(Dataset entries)
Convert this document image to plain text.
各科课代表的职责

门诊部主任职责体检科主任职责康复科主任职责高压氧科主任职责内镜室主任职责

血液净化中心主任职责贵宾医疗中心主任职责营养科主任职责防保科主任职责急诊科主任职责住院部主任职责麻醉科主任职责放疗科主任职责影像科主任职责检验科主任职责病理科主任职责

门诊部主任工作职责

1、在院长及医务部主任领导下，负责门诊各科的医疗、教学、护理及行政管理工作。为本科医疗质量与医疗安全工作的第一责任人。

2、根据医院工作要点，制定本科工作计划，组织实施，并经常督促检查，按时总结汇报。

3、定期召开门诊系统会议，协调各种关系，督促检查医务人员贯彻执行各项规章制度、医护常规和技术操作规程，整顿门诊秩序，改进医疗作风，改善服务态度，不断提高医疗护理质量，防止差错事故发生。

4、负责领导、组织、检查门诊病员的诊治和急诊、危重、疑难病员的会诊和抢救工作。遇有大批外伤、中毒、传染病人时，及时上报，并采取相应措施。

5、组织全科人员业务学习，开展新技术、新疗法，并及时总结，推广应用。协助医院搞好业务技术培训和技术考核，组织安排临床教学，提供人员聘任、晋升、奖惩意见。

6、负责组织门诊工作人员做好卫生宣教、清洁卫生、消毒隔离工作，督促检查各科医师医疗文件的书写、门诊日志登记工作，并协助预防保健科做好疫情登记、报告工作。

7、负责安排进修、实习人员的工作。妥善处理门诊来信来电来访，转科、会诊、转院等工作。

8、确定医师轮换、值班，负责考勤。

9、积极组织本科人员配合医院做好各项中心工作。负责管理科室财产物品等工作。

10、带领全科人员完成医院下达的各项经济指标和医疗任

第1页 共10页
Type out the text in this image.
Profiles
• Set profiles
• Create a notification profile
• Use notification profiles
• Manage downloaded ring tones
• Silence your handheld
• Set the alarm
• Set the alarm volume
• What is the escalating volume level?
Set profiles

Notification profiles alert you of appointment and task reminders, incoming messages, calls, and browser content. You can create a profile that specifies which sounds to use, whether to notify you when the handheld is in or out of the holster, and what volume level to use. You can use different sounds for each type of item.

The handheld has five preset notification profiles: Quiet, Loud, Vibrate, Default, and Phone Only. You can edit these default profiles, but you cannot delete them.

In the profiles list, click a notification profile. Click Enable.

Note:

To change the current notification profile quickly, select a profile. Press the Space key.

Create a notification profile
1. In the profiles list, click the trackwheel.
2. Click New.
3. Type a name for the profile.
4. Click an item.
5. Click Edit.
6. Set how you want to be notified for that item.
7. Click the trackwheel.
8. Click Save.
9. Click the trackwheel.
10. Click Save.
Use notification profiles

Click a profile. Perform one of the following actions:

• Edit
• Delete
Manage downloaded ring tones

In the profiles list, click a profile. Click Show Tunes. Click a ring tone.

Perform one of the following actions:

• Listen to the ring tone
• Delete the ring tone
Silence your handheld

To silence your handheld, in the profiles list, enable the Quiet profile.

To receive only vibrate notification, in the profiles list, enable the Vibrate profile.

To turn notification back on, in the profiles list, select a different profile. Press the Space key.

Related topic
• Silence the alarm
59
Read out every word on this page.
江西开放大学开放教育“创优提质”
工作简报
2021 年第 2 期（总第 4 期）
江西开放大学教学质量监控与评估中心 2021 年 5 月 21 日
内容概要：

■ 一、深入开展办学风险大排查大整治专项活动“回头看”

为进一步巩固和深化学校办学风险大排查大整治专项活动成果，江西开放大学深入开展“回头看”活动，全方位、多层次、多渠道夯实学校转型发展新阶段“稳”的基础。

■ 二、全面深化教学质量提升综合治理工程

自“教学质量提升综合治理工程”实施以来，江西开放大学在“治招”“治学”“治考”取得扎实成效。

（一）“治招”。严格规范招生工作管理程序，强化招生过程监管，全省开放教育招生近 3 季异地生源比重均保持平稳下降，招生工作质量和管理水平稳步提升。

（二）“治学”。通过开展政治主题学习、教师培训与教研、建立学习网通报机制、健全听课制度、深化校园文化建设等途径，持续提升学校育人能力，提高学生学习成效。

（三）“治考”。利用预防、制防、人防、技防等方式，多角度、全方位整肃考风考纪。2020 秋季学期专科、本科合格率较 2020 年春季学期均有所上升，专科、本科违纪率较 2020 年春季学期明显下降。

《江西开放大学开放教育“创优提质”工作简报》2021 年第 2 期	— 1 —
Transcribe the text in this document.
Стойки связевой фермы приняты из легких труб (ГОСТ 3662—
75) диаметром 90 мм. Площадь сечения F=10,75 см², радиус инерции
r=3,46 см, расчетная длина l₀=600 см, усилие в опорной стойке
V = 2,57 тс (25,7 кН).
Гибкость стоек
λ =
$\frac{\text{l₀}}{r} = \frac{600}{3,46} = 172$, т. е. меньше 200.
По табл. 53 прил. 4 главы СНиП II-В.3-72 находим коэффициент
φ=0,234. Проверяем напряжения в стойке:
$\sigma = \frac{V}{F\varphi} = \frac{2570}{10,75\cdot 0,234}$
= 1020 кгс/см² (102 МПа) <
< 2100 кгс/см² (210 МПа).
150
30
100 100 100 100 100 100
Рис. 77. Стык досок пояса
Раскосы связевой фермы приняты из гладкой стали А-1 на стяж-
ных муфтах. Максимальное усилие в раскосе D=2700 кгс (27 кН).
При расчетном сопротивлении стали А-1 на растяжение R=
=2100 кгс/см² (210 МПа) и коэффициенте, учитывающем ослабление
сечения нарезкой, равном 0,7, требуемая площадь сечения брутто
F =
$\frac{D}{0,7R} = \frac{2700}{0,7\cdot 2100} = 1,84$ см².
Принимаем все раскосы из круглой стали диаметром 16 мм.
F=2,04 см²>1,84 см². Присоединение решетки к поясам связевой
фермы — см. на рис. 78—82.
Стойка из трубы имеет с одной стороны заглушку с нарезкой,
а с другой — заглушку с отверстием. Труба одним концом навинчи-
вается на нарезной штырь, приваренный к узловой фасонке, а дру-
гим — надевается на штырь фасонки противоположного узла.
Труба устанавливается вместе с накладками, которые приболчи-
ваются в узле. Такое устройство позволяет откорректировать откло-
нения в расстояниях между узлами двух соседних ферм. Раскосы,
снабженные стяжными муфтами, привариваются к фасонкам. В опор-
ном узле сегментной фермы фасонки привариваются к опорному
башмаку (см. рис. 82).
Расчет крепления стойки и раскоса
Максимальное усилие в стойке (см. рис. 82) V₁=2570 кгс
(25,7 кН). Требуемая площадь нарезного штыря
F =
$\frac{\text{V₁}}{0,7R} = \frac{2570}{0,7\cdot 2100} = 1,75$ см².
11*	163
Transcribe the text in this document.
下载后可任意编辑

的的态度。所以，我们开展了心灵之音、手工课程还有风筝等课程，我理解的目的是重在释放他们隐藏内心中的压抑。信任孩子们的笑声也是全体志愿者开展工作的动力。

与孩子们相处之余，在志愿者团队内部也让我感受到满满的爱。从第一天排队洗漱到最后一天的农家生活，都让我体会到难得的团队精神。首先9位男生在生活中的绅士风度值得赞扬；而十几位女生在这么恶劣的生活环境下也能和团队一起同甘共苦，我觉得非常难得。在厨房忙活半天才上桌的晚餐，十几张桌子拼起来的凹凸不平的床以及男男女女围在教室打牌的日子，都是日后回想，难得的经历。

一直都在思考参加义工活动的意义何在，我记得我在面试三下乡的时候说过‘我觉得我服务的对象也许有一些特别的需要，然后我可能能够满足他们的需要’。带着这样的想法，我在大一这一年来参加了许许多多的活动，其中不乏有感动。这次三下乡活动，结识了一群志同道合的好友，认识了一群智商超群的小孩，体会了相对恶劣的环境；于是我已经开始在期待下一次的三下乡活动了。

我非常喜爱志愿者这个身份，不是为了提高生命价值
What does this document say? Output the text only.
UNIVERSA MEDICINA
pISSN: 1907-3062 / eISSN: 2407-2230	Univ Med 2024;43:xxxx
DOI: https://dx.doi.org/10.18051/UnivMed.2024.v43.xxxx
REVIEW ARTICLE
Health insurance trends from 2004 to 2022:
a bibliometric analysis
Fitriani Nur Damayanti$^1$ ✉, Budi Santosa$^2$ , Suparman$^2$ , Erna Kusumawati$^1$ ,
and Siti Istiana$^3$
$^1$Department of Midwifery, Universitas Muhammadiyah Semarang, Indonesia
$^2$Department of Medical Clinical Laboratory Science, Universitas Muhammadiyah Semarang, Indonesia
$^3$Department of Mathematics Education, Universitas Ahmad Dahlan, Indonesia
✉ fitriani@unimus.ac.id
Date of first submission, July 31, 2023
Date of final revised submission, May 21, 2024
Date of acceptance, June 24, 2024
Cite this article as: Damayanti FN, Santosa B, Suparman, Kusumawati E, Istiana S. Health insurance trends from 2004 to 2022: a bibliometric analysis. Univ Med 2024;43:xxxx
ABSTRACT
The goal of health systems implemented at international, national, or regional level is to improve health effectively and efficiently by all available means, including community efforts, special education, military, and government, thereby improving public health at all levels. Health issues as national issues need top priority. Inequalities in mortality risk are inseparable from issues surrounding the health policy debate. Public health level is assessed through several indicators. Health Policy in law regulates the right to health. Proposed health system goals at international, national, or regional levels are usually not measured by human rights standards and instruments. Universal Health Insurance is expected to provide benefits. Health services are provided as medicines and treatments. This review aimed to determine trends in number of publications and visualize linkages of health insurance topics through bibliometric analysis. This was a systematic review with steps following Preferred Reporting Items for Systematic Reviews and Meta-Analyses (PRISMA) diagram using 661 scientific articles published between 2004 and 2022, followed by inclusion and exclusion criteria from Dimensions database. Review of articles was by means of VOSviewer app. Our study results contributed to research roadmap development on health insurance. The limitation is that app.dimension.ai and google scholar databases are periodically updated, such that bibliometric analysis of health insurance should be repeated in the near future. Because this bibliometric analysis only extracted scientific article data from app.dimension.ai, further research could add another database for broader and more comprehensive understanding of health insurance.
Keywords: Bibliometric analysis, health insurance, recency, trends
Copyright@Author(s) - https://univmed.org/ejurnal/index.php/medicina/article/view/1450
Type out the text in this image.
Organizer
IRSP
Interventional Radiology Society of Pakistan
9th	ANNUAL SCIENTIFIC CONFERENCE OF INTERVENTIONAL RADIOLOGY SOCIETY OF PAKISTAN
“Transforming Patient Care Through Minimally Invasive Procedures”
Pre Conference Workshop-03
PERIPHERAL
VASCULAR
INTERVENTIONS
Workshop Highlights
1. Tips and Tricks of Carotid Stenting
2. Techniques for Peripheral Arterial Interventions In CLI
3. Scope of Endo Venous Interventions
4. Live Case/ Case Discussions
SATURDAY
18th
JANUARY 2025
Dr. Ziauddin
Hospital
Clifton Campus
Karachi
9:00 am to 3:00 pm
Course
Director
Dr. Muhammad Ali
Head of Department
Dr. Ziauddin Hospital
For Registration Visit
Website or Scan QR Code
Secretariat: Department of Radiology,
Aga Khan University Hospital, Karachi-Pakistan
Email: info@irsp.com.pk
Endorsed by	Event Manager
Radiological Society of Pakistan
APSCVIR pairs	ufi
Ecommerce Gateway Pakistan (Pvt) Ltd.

§ **Given problem**
Identify and copy all lines with the word "different".

§ **Solution for this problem**
Notification profiles alert you of appointment and task reminders, incoming messages, calls, and browser content. You can create a profile that specifies which sounds to use, whether to notify you when the handheld is in or out of the holster, and what volume level to use. You can use different sounds for each type of item.
To turn notification back on, in the profiles list, select a different profile. Press the Space key.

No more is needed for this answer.